▸ **STATED EXERCISE**:
From the entries below, copy every line that holds the word "درآمد".

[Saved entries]
····················

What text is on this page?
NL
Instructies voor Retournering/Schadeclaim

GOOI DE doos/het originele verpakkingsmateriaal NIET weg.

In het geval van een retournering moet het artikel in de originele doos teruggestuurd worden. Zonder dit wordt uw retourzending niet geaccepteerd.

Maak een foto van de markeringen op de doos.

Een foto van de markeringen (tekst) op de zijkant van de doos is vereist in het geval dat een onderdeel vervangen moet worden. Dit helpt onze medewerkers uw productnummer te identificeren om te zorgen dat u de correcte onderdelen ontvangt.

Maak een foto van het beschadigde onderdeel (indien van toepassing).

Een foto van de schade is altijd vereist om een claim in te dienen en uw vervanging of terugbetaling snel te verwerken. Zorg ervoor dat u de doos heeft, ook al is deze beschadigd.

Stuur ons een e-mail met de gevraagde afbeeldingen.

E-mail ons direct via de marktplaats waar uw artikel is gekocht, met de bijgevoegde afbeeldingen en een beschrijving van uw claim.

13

····················

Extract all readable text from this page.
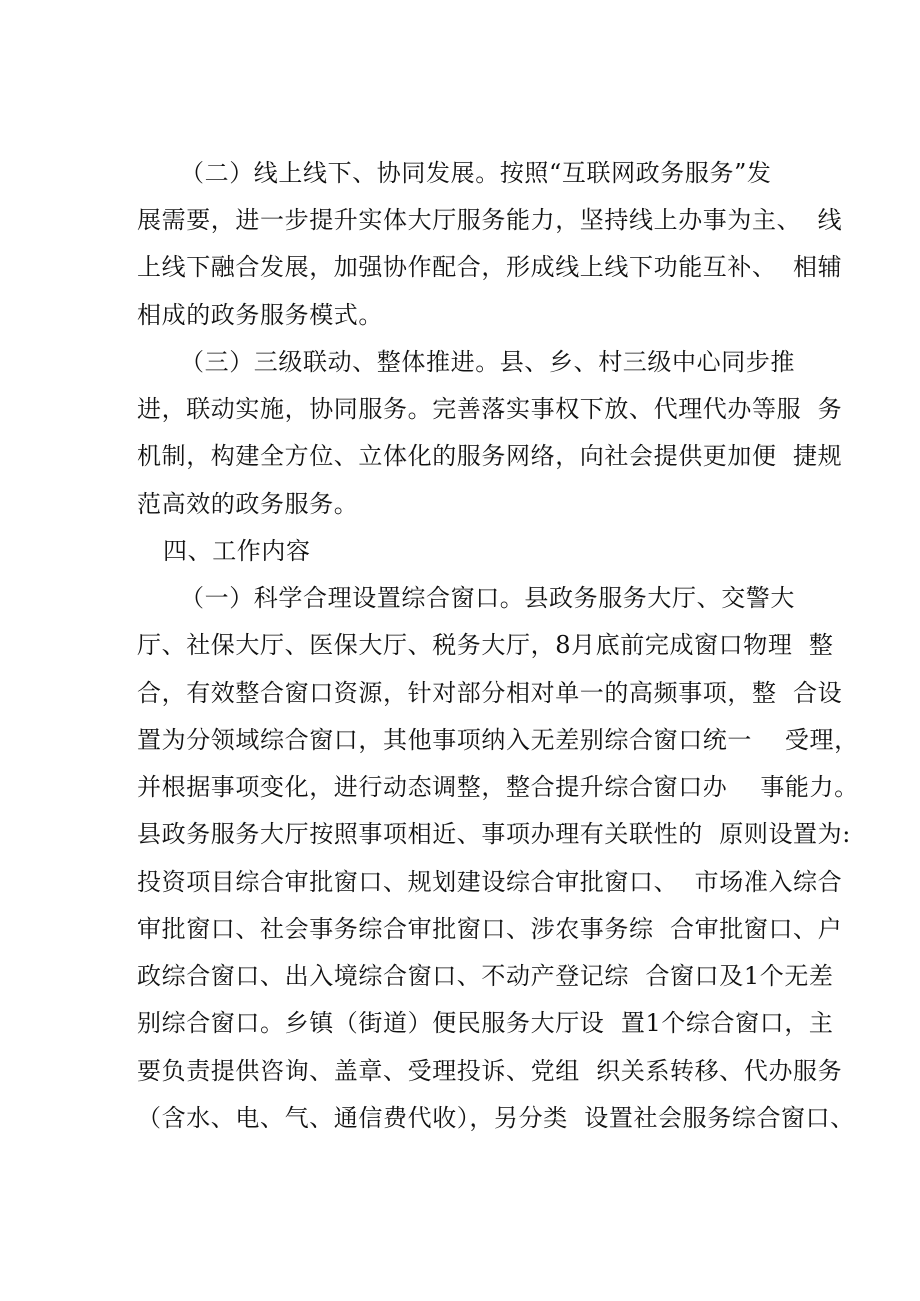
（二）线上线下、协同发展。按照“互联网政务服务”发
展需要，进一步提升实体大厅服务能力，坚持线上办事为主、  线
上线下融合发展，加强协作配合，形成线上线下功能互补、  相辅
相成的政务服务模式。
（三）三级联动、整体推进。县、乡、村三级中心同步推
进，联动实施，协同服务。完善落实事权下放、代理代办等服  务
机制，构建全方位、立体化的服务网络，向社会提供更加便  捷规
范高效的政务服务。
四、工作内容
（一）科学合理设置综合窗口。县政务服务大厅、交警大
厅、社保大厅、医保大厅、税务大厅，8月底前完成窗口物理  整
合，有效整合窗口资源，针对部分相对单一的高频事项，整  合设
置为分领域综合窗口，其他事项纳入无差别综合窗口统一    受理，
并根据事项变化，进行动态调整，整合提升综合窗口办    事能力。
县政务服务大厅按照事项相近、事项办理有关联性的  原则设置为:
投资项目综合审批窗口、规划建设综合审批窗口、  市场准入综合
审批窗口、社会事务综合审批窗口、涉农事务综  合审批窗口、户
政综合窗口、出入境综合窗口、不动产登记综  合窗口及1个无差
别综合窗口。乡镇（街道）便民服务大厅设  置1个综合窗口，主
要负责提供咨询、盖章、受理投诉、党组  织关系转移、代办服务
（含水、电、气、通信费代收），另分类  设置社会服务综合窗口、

····················

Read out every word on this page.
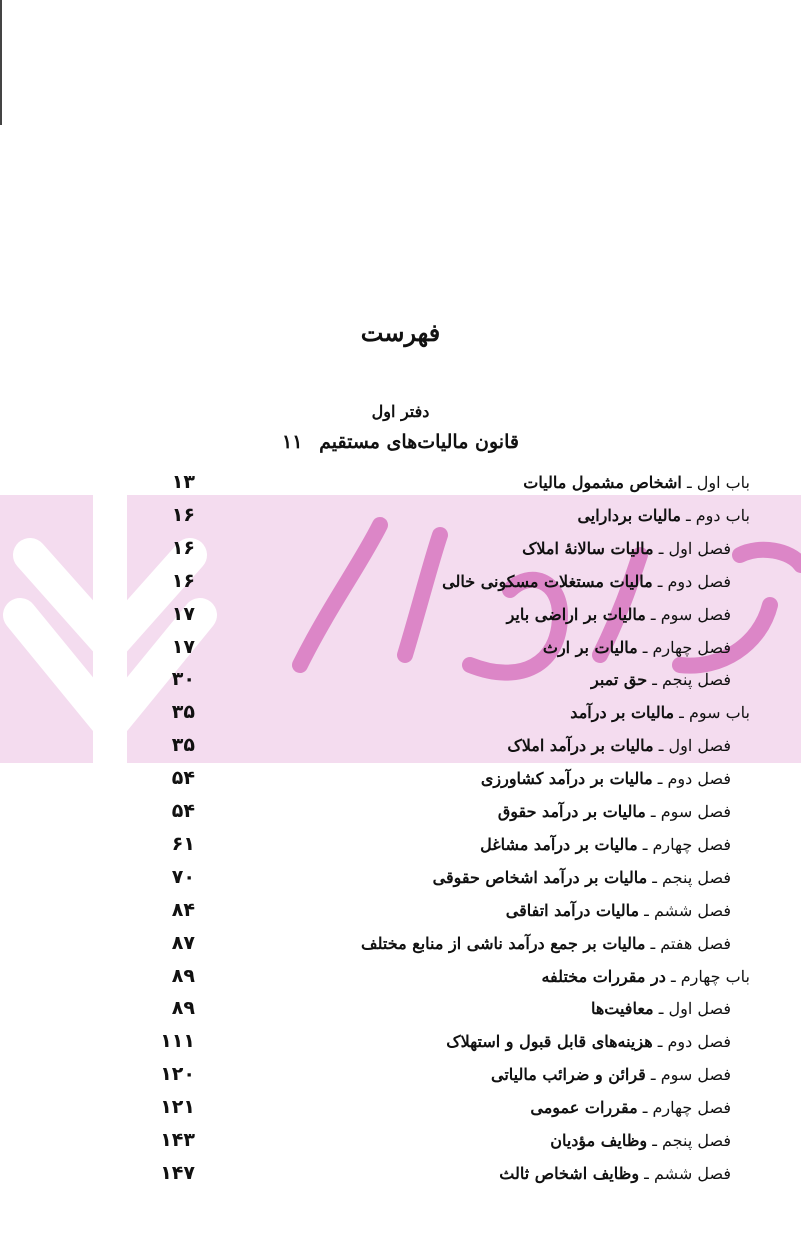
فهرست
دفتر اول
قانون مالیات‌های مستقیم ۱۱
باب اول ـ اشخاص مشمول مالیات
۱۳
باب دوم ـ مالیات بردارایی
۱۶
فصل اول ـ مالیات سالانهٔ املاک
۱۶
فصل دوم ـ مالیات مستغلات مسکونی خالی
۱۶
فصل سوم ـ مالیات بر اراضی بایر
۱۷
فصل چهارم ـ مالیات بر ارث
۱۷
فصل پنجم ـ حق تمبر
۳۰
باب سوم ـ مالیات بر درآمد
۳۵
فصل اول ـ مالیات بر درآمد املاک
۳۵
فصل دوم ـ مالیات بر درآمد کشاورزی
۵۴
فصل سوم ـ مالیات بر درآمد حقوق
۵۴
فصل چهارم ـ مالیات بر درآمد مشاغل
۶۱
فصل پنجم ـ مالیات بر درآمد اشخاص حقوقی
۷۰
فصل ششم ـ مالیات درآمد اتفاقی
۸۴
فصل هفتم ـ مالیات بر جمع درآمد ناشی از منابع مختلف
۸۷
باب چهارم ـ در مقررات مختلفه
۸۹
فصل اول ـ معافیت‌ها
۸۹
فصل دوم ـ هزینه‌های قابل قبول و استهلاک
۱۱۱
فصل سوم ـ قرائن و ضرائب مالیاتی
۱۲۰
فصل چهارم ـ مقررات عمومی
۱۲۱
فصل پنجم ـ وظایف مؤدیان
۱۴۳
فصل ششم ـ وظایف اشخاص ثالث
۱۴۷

····················

▸ **CORRECT OUTPUT**:
باب سوم ـ مالیات بر درآمد
فصل اول ـ مالیات بر درآمد املاک
فصل دوم ـ مالیات بر درآمد کشاورزی
فصل سوم ـ مالیات بر درآمد حقوق
فصل چهارم ـ مالیات بر درآمد مشاغل
فصل پنجم ـ مالیات بر درآمد اشخاص حقوقی
فصل ششم ـ مالیات درآمد اتفاقی
فصل هفتم ـ مالیات بر جمع درآمد ناشی از منابع مختلف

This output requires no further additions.